-------- Records provided

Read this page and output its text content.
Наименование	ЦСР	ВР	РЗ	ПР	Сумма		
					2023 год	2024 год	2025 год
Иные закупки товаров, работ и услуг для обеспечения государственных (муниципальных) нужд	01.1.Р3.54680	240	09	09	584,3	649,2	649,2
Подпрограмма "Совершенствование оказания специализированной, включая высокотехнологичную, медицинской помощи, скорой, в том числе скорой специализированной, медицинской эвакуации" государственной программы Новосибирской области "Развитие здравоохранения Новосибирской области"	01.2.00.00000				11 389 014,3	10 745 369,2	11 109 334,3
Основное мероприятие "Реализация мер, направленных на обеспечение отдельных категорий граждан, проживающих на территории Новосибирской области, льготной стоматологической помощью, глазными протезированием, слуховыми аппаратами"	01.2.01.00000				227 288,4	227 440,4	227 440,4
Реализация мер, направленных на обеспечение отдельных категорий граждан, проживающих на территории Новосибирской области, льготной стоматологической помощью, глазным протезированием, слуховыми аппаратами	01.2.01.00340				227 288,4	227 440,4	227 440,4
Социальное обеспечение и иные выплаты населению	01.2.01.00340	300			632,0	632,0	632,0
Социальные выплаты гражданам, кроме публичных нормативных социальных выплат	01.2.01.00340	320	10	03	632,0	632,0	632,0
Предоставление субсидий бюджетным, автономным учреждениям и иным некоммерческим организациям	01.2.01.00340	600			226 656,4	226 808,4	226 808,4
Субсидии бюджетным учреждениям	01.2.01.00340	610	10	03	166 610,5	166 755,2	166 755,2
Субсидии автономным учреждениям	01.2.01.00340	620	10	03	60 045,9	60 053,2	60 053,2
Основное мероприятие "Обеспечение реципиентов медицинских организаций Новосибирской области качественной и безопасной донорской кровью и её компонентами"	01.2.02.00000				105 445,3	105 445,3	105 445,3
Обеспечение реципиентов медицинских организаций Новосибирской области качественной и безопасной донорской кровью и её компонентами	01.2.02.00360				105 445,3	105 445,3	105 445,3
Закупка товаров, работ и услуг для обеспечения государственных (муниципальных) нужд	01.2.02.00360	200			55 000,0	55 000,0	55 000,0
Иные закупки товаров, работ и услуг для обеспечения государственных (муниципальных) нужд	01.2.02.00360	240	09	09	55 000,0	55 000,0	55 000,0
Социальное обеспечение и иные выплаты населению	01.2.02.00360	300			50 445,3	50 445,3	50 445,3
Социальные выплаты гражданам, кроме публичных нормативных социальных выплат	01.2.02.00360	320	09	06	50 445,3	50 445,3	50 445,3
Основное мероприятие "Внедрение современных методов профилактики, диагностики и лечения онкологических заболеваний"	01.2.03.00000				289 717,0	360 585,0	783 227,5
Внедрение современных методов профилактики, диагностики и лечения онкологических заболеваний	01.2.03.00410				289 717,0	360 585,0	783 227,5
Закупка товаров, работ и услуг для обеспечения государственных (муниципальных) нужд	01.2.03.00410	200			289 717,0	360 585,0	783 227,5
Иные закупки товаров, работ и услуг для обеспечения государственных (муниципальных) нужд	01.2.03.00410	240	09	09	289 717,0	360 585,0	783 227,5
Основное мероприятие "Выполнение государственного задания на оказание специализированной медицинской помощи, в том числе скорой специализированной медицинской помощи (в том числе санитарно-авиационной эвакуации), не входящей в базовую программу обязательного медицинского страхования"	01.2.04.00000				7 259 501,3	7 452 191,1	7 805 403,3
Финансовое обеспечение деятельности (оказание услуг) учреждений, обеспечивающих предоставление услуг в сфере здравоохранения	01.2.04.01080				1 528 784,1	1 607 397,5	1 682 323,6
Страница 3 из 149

----------------

• Stated task
Quote every record above exactly.

• Exercise result
Read this page and output its text content.
Наименование	ЦСР	ВР	РЗ	ПР	Сумма		
					2023 год	2024 год	2025 год
Иные закупки товаров, работ и услуг для обеспечения государственных (муниципальных) нужд	01.1.Р3.54680	240	09	09	584,3	649,2	649,2
Подпрограмма "Совершенствование оказания специализированной, включая высокотехнологичную, медицинской помощи, скорой, в том числе скорой специализированной, медицинской эвакуации" государственной программы Новосибирской области "Развитие здравоохранения Новосибирской области"	01.2.00.00000				11 389 014,3	10 745 369,2	11 109 334,3
Основное мероприятие "Реализация мер, направленных на обеспечение отдельных категорий граждан, проживающих на территории Новосибирской области, льготной стоматологической помощью, глазными протезированием, слуховыми аппаратами"	01.2.01.00000				227 288,4	227 440,4	227 440,4
Реализация мер, направленных на обеспечение отдельных категорий граждан, проживающих на территории Новосибирской области, льготной стоматологической помощью, глазным протезированием, слуховыми аппаратами	01.2.01.00340				227 288,4	227 440,4	227 440,4
Социальное обеспечение и иные выплаты населению	01.2.01.00340	300			632,0	632,0	632,0
Социальные выплаты гражданам, кроме публичных нормативных социальных выплат	01.2.01.00340	320	10	03	632,0	632,0	632,0
Предоставление субсидий бюджетным, автономным учреждениям и иным некоммерческим организациям	01.2.01.00340	600			226 656,4	226 808,4	226 808,4
Субсидии бюджетным учреждениям	01.2.01.00340	610	10	03	166 610,5	166 755,2	166 755,2
Субсидии автономным учреждениям	01.2.01.00340	620	10	03	60 045,9	60 053,2	60 053,2
Основное мероприятие "Обеспечение реципиентов медицинских организаций Новосибирской области качественной и безопасной донорской кровью и её компонентами"	01.2.02.00000				105 445,3	105 445,3	105 445,3
Обеспечение реципиентов медицинских организаций Новосибирской области качественной и безопасной донорской кровью и её компонентами	01.2.02.00360				105 445,3	105 445,3	105 445,3
Закупка товаров, работ и услуг для обеспечения государственных (муниципальных) нужд	01.2.02.00360	200			55 000,0	55 000,0	55 000,0
Иные закупки товаров, работ и услуг для обеспечения государственных (муниципальных) нужд	01.2.02.00360	240	09	09	55 000,0	55 000,0	55 000,0
Социальное обеспечение и иные выплаты населению	01.2.02.00360	300			50 445,3	50 445,3	50 445,3
Социальные выплаты гражданам, кроме публичных нормативных социальных выплат	01.2.02.00360	320	09	06	50 445,3	50 445,3	50 445,3
Основное мероприятие "Внедрение современных методов профилактики, диагностики и лечения онкологических заболеваний"	01.2.03.00000				289 717,0	360 585,0	783 227,5
Внедрение современных методов профилактики, диагностики и лечения онкологических заболеваний	01.2.03.00410				289 717,0	360 585,0	783 227,5
Закупка товаров, работ и услуг для обеспечения государственных (муниципальных) нужд	01.2.03.00410	200			289 717,0	360 585,0	783 227,5
Иные закупки товаров, работ и услуг для обеспечения государственных (муниципальных) нужд	01.2.03.00410	240	09	09	289 717,0	360 585,0	783 227,5
Основное мероприятие "Выполнение государственного задания на оказание специализированной медицинской помощи, в том числе скорой специализированной медицинской помощи (в том числе санитарно-авиационной эвакуации), не входящей в базовую программу обязательного медицинского страхования"	01.2.04.00000				7 259 501,3	7 452 191,1	7 805 403,3
Финансовое обеспечение деятельности (оказание услуг) учреждений, обеспечивающих предоставление услуг в сфере здравоохранения	01.2.04.01080				1 528 784,1	1 607 397,5	1 682 323,6
Страница 3 из 149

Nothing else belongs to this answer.